Stored dataset items:
* start *

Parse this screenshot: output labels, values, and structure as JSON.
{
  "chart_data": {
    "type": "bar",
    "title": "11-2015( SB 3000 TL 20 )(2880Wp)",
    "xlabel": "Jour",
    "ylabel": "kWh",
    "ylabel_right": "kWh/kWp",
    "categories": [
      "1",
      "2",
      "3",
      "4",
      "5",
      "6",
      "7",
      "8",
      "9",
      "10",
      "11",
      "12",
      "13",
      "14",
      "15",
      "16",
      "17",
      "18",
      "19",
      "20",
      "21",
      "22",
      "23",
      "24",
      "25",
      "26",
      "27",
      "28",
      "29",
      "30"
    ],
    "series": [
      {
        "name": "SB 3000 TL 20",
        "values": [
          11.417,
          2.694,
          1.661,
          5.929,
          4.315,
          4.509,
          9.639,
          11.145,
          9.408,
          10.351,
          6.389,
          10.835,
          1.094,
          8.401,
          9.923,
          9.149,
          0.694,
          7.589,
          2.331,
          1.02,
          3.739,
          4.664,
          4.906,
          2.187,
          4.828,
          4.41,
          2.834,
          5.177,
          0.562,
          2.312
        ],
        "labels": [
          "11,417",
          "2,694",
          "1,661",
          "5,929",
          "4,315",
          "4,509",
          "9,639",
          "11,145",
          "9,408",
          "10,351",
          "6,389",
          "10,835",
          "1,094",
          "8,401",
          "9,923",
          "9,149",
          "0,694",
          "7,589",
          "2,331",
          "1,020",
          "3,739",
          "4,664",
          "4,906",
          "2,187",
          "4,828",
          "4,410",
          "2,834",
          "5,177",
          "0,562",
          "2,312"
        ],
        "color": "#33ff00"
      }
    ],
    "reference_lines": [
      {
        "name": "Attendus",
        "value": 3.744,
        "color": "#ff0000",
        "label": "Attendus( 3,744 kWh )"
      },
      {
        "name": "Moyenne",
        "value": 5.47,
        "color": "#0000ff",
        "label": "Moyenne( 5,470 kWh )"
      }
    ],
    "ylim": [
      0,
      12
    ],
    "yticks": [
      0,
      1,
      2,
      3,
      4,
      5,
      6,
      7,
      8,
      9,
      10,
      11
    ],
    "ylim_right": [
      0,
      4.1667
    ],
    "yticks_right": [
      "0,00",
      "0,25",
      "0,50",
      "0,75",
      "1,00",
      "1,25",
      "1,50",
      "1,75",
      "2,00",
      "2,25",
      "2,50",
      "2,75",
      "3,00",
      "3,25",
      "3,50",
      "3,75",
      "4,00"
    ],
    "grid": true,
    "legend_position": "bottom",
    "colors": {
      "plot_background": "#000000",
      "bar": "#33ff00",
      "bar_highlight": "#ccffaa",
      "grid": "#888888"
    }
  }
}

* end *

◆ WHAT TO PRODUCE: Go through the material above line by line and copy it exactly.

◆ ANSWER:
Parse this screenshot: output labels, values, and structure as JSON.
{
  "chart_data": {
    "type": "bar",
    "title": "11-2015( SB 3000 TL 20 )(2880Wp)",
    "xlabel": "Jour",
    "ylabel": "kWh",
    "ylabel_right": "kWh/kWp",
    "categories": [
      "1",
      "2",
      "3",
      "4",
      "5",
      "6",
      "7",
      "8",
      "9",
      "10",
      "11",
      "12",
      "13",
      "14",
      "15",
      "16",
      "17",
      "18",
      "19",
      "20",
      "21",
      "22",
      "23",
      "24",
      "25",
      "26",
      "27",
      "28",
      "29",
      "30"
    ],
    "series": [
      {
        "name": "SB 3000 TL 20",
        "values": [
          11.417,
          2.694,
          1.661,
          5.929,
          4.315,
          4.509,
          9.639,
          11.145,
          9.408,
          10.351,
          6.389,
          10.835,
          1.094,
          8.401,
          9.923,
          9.149,
          0.694,
          7.589,
          2.331,
          1.02,
          3.739,
          4.664,
          4.906,
          2.187,
          4.828,
          4.41,
          2.834,
          5.177,
          0.562,
          2.312
        ],
        "labels": [
          "11,417",
          "2,694",
          "1,661",
          "5,929",
          "4,315",
          "4,509",
          "9,639",
          "11,145",
          "9,408",
          "10,351",
          "6,389",
          "10,835",
          "1,094",
          "8,401",
          "9,923",
          "9,149",
          "0,694",
          "7,589",
          "2,331",
          "1,020",
          "3,739",
          "4,664",
          "4,906",
          "2,187",
          "4,828",
          "4,410",
          "2,834",
          "5,177",
          "0,562",
          "2,312"
        ],
        "color": "#33ff00"
      }
    ],
    "reference_lines": [
      {
        "name": "Attendus",
        "value": 3.744,
        "color": "#ff0000",
        "label": "Attendus( 3,744 kWh )"
      },
      {
        "name": "Moyenne",
        "value": 5.47,
        "color": "#0000ff",
        "label": "Moyenne( 5,470 kWh )"
      }
    ],
    "ylim": [
      0,
      12
    ],
    "yticks": [
      0,
      1,
      2,
      3,
      4,
      5,
      6,
      7,
      8,
      9,
      10,
      11
    ],
    "ylim_right": [
      0,
      4.1667
    ],
    "yticks_right": [
      "0,00",
      "0,25",
      "0,50",
      "0,75",
      "1,00",
      "1,25",
      "1,50",
      "1,75",
      "2,00",
      "2,25",
      "2,50",
      "2,75",
      "3,00",
      "3,25",
      "3,50",
      "3,75",
      "4,00"
    ],
    "grid": true,
    "legend_position": "bottom",
    "colors": {
      "plot_background": "#000000",
      "bar": "#33ff00",
      "bar_highlight": "#ccffaa",
      "grid": "#888888"
    }
  }
}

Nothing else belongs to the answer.